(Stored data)
■ ■ ■ ■ ■
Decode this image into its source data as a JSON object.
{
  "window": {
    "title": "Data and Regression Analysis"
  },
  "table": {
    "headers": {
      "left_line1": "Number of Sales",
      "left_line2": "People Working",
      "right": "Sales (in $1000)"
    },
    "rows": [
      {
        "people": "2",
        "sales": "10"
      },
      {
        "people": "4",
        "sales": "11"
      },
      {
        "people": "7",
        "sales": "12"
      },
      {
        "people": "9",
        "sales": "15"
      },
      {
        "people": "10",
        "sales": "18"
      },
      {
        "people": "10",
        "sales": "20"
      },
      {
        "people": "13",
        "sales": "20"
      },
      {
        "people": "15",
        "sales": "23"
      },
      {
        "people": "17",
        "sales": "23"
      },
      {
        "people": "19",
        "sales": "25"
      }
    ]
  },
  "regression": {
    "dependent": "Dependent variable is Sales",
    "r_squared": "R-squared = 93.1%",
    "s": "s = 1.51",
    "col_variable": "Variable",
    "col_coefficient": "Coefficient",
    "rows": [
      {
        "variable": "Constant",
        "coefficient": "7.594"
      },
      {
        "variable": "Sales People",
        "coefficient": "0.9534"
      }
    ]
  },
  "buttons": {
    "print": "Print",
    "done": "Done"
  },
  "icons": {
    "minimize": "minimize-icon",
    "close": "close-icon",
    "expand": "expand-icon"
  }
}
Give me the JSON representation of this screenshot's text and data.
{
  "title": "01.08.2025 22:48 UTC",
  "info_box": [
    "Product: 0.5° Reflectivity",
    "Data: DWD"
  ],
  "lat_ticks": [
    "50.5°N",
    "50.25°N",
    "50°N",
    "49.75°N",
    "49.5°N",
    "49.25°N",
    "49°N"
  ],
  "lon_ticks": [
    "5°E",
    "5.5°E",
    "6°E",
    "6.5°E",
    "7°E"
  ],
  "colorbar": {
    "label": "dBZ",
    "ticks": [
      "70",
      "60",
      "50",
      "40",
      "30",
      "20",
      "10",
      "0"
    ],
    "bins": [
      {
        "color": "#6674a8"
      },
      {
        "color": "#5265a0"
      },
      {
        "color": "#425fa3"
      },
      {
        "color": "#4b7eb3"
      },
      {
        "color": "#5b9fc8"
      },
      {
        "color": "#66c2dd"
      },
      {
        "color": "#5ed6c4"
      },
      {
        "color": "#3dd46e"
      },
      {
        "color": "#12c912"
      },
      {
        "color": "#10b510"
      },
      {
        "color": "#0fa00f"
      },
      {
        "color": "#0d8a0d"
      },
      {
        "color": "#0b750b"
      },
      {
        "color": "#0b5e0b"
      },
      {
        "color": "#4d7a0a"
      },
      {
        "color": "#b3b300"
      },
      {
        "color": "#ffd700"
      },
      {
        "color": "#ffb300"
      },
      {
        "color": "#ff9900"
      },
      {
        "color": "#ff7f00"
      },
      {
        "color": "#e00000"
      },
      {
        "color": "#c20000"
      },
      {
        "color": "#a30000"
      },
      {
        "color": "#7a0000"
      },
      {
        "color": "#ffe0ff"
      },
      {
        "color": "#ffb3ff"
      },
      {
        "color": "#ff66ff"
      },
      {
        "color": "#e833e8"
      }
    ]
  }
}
■ ■ ■ ■ ■
- **TASK INSTRUCTIONS**
Collect each line of the entries that has the word "this", copying it in full.

- **ANSWER**
Decode this image into its source data as a JSON object.
Give me the JSON representation of this screenshot's text and data.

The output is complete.